+++ Material for this task +++

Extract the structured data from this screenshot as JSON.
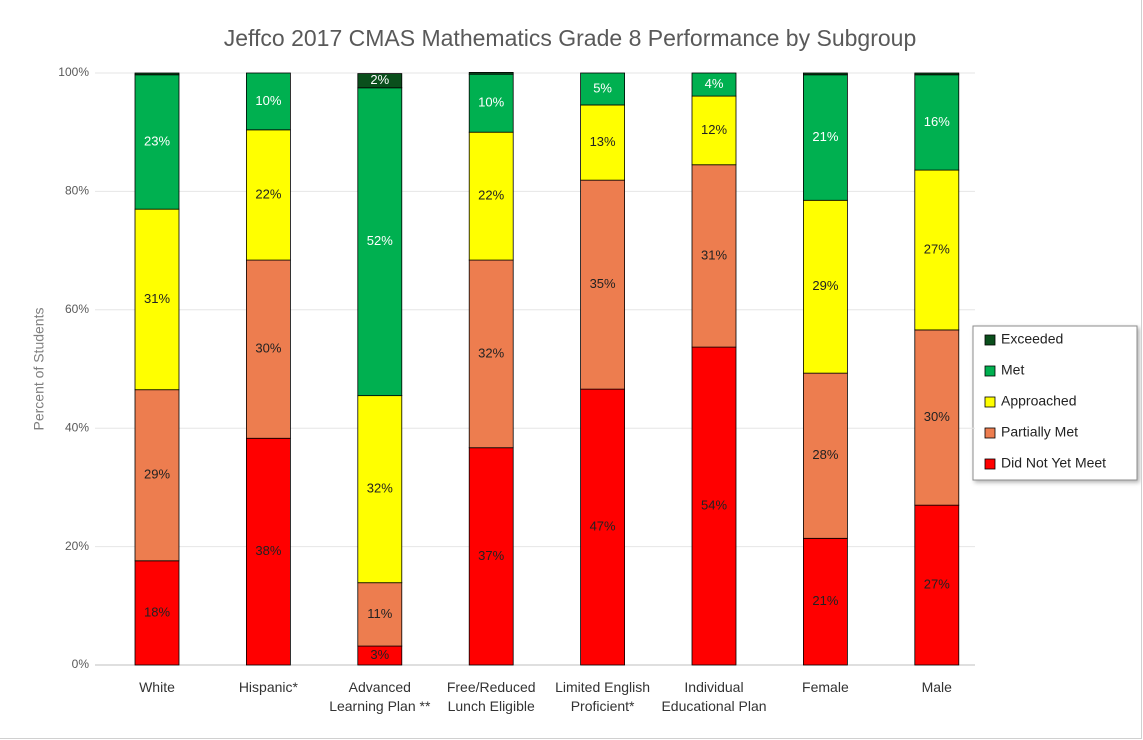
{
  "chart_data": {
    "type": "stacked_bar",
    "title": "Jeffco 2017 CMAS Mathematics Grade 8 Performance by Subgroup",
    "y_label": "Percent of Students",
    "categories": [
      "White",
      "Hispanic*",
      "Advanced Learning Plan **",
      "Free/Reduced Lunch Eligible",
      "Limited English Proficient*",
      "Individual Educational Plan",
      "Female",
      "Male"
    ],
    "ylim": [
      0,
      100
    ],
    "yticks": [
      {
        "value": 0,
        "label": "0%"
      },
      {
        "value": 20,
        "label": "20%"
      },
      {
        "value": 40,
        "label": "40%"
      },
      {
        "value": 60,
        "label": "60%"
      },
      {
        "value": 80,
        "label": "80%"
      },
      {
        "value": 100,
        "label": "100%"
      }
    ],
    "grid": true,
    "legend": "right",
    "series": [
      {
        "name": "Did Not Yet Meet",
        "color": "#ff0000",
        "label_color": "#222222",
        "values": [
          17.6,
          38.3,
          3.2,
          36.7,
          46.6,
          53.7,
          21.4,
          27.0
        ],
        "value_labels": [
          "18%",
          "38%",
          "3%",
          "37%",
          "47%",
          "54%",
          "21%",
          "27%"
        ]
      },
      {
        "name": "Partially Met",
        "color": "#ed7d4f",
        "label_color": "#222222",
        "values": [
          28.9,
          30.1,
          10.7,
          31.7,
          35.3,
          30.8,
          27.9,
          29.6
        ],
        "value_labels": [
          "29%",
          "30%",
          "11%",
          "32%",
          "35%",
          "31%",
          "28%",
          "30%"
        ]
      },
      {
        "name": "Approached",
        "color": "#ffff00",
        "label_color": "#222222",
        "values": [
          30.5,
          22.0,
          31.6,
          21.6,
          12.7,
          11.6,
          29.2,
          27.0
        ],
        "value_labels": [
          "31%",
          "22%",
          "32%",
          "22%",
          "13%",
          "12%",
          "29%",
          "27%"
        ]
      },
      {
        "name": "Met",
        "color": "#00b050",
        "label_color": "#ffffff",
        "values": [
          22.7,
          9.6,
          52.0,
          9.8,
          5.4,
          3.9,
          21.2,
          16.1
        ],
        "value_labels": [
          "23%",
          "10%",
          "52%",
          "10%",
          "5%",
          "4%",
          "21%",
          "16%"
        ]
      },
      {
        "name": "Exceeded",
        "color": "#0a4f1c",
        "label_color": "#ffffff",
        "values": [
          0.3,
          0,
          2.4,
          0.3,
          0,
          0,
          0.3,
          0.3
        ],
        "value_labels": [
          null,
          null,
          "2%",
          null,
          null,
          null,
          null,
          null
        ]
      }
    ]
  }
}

+++
+++ Material for this task +++

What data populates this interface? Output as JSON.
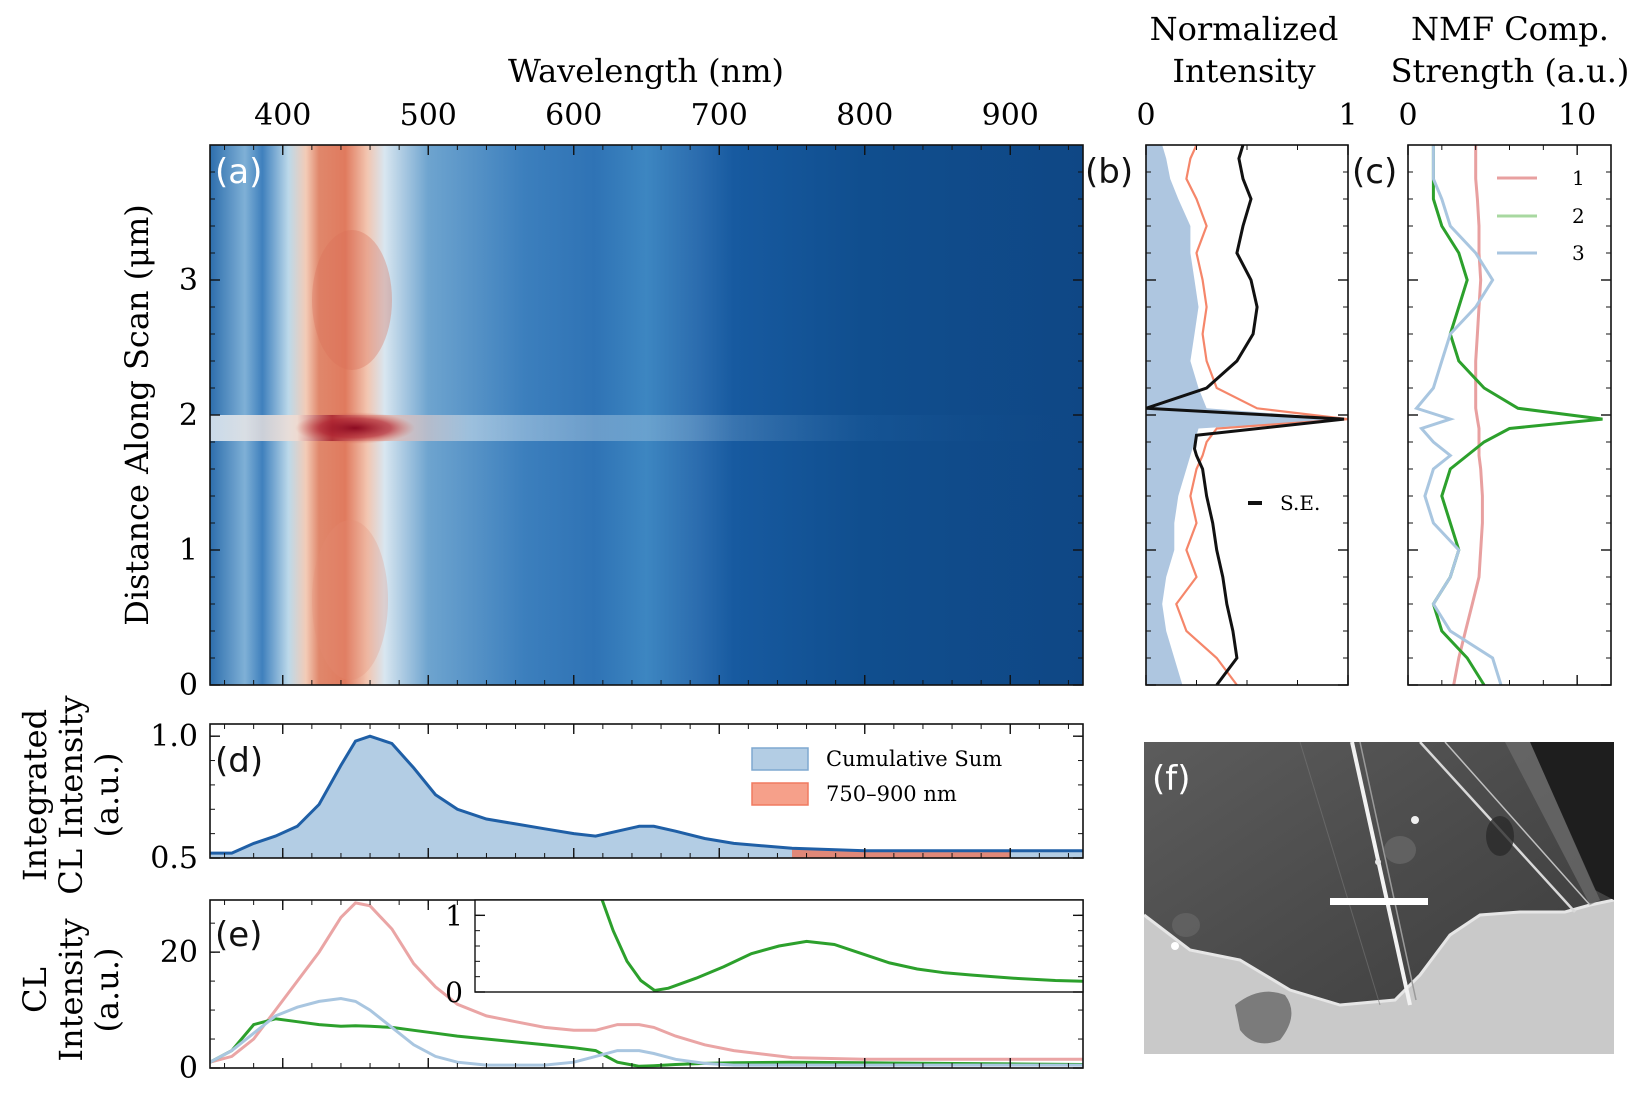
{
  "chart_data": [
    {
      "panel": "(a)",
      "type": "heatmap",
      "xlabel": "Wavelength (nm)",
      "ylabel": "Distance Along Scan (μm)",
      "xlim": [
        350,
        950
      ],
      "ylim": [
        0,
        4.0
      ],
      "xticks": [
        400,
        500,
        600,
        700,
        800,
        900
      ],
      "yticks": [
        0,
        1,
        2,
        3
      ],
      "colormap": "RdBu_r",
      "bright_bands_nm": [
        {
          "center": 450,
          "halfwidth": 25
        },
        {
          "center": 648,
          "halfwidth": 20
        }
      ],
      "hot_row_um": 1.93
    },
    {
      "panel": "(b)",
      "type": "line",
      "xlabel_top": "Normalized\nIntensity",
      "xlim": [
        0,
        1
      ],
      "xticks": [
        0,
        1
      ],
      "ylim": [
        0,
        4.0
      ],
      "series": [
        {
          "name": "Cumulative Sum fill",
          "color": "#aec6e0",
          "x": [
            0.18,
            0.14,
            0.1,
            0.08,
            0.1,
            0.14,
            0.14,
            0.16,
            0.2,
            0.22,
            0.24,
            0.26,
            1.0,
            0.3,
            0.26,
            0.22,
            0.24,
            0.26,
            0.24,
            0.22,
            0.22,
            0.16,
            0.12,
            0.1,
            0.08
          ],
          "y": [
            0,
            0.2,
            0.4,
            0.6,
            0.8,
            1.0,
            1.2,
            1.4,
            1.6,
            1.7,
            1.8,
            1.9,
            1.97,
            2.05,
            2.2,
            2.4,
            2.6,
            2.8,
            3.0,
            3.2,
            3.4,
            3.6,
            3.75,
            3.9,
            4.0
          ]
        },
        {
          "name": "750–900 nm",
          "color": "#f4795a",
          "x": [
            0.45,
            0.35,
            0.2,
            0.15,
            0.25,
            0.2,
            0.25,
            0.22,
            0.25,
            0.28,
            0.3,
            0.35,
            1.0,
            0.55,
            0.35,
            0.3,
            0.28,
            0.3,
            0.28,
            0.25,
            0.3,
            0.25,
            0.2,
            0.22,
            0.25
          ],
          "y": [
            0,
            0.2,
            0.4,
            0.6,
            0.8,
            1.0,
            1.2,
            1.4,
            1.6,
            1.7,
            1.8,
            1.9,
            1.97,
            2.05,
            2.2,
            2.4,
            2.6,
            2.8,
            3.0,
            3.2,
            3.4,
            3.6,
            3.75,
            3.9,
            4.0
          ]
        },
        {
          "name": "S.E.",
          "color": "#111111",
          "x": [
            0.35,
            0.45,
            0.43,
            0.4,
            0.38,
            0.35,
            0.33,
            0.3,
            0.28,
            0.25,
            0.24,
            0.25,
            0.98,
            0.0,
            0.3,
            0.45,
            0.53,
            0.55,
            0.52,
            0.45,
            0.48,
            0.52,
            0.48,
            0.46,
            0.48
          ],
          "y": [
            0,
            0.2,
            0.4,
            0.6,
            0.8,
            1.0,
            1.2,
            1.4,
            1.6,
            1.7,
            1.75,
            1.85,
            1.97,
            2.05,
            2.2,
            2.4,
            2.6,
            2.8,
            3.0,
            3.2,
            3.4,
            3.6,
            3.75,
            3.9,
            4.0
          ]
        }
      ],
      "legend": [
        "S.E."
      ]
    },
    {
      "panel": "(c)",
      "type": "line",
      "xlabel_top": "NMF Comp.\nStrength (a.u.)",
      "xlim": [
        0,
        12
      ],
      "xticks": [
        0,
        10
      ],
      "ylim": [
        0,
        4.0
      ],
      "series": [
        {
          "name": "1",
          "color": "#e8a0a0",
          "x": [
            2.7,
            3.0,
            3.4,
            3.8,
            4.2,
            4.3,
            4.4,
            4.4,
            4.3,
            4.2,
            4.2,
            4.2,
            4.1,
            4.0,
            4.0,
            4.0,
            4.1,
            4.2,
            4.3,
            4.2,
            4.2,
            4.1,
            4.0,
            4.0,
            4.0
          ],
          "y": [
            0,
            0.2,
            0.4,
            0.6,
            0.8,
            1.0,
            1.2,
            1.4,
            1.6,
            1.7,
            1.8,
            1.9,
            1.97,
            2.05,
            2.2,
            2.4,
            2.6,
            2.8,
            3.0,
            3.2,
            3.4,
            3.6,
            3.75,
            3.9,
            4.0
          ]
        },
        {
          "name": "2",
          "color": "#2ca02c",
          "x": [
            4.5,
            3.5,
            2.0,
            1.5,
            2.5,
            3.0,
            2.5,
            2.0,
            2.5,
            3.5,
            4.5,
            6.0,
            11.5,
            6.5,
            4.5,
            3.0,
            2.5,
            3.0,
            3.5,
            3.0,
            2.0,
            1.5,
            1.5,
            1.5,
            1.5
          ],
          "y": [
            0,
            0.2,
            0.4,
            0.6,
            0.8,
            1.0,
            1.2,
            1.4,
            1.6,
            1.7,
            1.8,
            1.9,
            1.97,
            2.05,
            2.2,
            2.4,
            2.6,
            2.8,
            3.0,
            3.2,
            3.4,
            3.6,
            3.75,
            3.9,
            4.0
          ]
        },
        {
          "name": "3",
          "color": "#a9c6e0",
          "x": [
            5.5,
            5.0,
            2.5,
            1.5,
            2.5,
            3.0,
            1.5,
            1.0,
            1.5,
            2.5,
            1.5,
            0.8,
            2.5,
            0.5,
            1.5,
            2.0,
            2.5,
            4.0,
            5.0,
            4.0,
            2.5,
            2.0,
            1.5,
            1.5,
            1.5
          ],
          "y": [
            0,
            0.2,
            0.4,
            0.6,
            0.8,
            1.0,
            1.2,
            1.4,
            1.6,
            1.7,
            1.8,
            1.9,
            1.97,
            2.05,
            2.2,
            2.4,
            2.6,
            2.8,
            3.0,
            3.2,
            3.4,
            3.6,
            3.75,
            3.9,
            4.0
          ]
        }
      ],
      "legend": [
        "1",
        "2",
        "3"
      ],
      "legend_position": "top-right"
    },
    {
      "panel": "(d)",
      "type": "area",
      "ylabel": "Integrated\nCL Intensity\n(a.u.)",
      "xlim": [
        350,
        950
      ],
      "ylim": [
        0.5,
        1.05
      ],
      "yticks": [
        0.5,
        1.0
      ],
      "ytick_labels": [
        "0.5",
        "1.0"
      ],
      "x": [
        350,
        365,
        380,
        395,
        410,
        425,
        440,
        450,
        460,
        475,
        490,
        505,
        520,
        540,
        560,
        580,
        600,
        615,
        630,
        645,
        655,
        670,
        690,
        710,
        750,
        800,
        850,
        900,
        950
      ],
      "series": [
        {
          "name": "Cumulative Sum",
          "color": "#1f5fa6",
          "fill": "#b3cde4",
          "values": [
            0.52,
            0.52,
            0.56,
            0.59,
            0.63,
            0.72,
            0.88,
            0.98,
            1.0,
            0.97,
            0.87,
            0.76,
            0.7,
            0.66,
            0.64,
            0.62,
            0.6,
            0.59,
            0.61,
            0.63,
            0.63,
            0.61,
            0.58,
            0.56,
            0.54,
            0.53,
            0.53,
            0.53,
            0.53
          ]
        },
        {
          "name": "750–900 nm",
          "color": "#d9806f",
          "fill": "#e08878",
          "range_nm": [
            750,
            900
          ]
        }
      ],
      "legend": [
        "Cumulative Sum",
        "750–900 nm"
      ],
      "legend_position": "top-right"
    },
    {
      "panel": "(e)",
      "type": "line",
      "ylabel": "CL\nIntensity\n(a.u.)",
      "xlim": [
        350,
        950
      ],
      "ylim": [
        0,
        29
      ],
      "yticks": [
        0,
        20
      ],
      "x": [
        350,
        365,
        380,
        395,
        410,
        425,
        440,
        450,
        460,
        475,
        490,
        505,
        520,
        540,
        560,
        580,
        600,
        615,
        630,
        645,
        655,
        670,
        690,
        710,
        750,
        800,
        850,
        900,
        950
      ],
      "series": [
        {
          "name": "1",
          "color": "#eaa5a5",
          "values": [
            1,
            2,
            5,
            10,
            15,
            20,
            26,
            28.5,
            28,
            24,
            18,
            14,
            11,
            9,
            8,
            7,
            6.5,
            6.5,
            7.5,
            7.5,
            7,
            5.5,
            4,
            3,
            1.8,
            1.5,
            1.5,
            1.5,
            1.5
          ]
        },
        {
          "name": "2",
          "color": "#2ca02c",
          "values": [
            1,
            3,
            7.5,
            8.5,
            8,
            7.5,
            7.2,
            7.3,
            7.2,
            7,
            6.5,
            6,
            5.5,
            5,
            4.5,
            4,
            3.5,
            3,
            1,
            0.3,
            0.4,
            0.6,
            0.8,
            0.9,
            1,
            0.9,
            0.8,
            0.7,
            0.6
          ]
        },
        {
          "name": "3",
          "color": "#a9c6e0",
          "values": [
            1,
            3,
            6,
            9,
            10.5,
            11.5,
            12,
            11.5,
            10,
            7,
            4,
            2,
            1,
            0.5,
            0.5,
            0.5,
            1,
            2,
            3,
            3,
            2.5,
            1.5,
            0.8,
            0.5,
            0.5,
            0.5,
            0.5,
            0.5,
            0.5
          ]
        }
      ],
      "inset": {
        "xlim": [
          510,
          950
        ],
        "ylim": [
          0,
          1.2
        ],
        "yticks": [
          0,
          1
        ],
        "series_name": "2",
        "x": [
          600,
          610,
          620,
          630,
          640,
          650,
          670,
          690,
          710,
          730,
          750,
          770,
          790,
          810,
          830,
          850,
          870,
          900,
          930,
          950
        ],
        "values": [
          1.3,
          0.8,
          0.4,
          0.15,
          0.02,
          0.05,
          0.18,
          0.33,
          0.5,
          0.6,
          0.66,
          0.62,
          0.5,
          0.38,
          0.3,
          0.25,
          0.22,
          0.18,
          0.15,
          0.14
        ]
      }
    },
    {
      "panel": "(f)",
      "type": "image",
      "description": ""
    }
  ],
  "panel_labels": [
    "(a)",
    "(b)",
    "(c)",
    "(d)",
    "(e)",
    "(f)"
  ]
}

+++
+++ Material for this task +++

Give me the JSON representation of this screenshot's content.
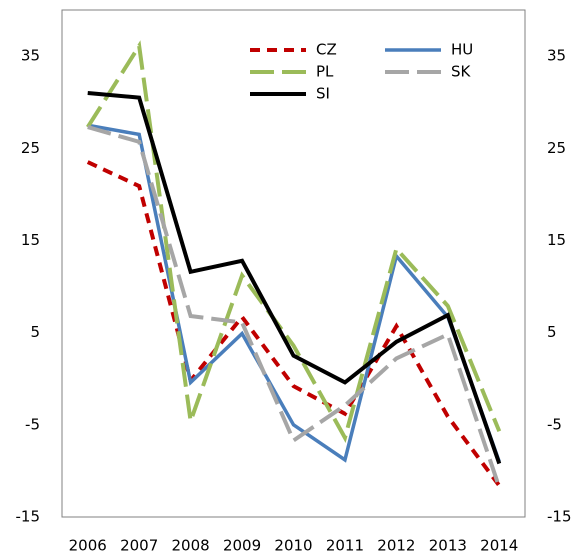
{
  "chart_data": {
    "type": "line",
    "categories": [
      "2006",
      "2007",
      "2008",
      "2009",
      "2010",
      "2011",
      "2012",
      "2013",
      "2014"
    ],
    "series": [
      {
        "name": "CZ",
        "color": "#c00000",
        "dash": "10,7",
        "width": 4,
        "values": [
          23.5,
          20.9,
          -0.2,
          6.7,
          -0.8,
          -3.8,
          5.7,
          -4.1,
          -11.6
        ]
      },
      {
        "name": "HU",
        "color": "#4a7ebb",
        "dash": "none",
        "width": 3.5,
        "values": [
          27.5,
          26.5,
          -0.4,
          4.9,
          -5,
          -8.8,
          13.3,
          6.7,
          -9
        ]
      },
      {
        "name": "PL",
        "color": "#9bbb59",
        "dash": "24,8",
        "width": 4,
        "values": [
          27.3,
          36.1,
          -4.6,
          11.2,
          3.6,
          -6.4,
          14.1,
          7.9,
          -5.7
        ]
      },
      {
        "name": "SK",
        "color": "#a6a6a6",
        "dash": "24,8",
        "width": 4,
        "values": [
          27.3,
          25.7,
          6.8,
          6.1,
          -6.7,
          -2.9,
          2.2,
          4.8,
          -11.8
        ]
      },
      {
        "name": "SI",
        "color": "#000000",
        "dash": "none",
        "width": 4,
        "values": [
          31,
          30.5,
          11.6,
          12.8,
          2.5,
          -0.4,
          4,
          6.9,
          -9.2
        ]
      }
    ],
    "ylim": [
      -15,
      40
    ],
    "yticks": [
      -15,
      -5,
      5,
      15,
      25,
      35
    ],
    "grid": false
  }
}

+++

What you have to do:
Look through the entries above and count each line holding "ylabel"; report the count alone.

Written answer:
3